_DATASET EXTRACT_.
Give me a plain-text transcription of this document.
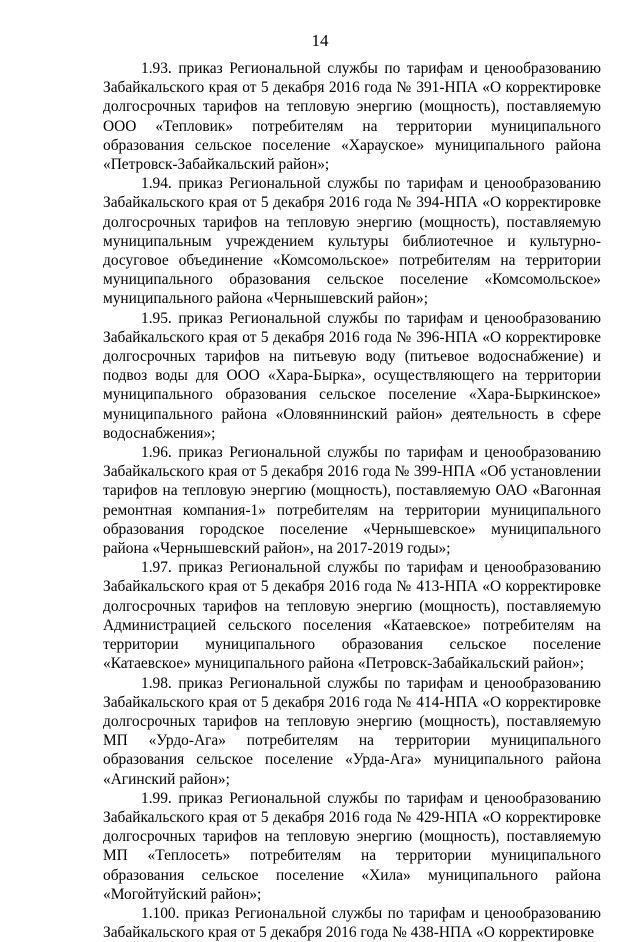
14

1.93. приказ Региональной службы по тарифам и ценообразованию Забайкальского края от 5 декабря 2016 года № 391-НПА «О корректировке долгосрочных тарифов на тепловую энергию (мощность), поставляемую ООО «Тепловик» потребителям на территории муниципального образования сельское поселение «Харауское» муниципального района «Петровск-Забайкальский район»;

1.94. приказ Региональной службы по тарифам и ценообразованию Забайкальского края от 5 декабря 2016 года № 394-НПА «О корректировке долгосрочных тарифов на тепловую энергию (мощность), поставляемую муниципальным учреждением культуры библиотечное и культурно-досуговое объединение «Комсомольское» потребителям на территории муниципального образования сельское поселение «Комсомольское» муниципального района «Чернышевский район»;

1.95. приказ Региональной службы по тарифам и ценообразованию Забайкальского края от 5 декабря 2016 года № 396-НПА «О корректировке долгосрочных тарифов на питьевую воду (питьевое водоснабжение) и подвоз воды для ООО «Хара-Бырка», осуществляющего на территории муниципального образования сельское поселение «Хара-Быркинское» муниципального района «Оловяннинский район» деятельность в сфере водоснабжения»;

1.96. приказ Региональной службы по тарифам и ценообразованию Забайкальского края от 5 декабря 2016 года № 399-НПА «Об установлении тарифов на тепловую энергию (мощность), поставляемую ОАО «Вагонная ремонтная компания-1» потребителям на территории муниципального образования городское поселение «Чернышевское» муниципального района «Чернышевский район», на 2017-2019 годы»;

1.97. приказ Региональной службы по тарифам и ценообразованию Забайкальского края от 5 декабря 2016 года № 413-НПА «О корректировке долгосрочных тарифов на тепловую энергию (мощность), поставляемую Администрацией сельского поселения «Катаевское» потребителям на территории муниципального образования сельское поселение «Катаевское» муниципального района «Петровск-Забайкальский район»;

1.98. приказ Региональной службы по тарифам и ценообразованию Забайкальского края от 5 декабря 2016 года № 414-НПА «О корректировке долгосрочных тарифов на тепловую энергию (мощность), поставляемую МП «Урдо-Ага» потребителям на территории муниципального образования сельское поселение «Урда-Ага» муниципального района «Агинский район»;

1.99. приказ Региональной службы по тарифам и ценообразованию Забайкальского края от 5 декабря 2016 года № 429-НПА «О корректировке долгосрочных тарифов на тепловую энергию (мощность), поставляемую МП «Теплосеть» потребителям на территории муниципального образования сельское поселение «Хила» муниципального района «Могойтуйский район»;

1.100. приказ Региональной службы по тарифам и ценообразованию Забайкальского края от 5 декабря 2016 года № 438-НПА «О корректировке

_REQUIREMENTS_. Without the pictures, write out every entry precisely as it appears.

_RESPONSE TO THIS TASK_.
Give me a plain-text transcription of this document.
14

1.93. приказ Региональной службы по тарифам и ценообразованию Забайкальского края от 5 декабря 2016 года № 391-НПА «О корректировке долгосрочных тарифов на тепловую энергию (мощность), поставляемую ООО «Тепловик» потребителям на территории муниципального образования сельское поселение «Харауское» муниципального района «Петровск-Забайкальский район»;

1.94. приказ Региональной службы по тарифам и ценообразованию Забайкальского края от 5 декабря 2016 года № 394-НПА «О корректировке долгосрочных тарифов на тепловую энергию (мощность), поставляемую муниципальным учреждением культуры библиотечное и культурно-досуговое объединение «Комсомольское» потребителям на территории муниципального образования сельское поселение «Комсомольское» муниципального района «Чернышевский район»;

1.95. приказ Региональной службы по тарифам и ценообразованию Забайкальского края от 5 декабря 2016 года № 396-НПА «О корректировке долгосрочных тарифов на питьевую воду (питьевое водоснабжение) и подвоз воды для ООО «Хара-Бырка», осуществляющего на территории муниципального образования сельское поселение «Хара-Быркинское» муниципального района «Оловяннинский район» деятельность в сфере водоснабжения»;

1.96. приказ Региональной службы по тарифам и ценообразованию Забайкальского края от 5 декабря 2016 года № 399-НПА «Об установлении тарифов на тепловую энергию (мощность), поставляемую ОАО «Вагонная ремонтная компания-1» потребителям на территории муниципального образования городское поселение «Чернышевское» муниципального района «Чернышевский район», на 2017-2019 годы»;

1.97. приказ Региональной службы по тарифам и ценообразованию Забайкальского края от 5 декабря 2016 года № 413-НПА «О корректировке долгосрочных тарифов на тепловую энергию (мощность), поставляемую Администрацией сельского поселения «Катаевское» потребителям на территории муниципального образования сельское поселение «Катаевское» муниципального района «Петровск-Забайкальский район»;

1.98. приказ Региональной службы по тарифам и ценообразованию Забайкальского края от 5 декабря 2016 года № 414-НПА «О корректировке долгосрочных тарифов на тепловую энергию (мощность), поставляемую МП «Урдо-Ага» потребителям на территории муниципального образования сельское поселение «Урда-Ага» муниципального района «Агинский район»;

1.99. приказ Региональной службы по тарифам и ценообразованию Забайкальского края от 5 декабря 2016 года № 429-НПА «О корректировке долгосрочных тарифов на тепловую энергию (мощность), поставляемую МП «Теплосеть» потребителям на территории муниципального образования сельское поселение «Хила» муниципального района «Могойтуйский район»;

1.100. приказ Региональной службы по тарифам и ценообразованию Забайкальского края от 5 декабря 2016 года № 438-НПА «О корректировке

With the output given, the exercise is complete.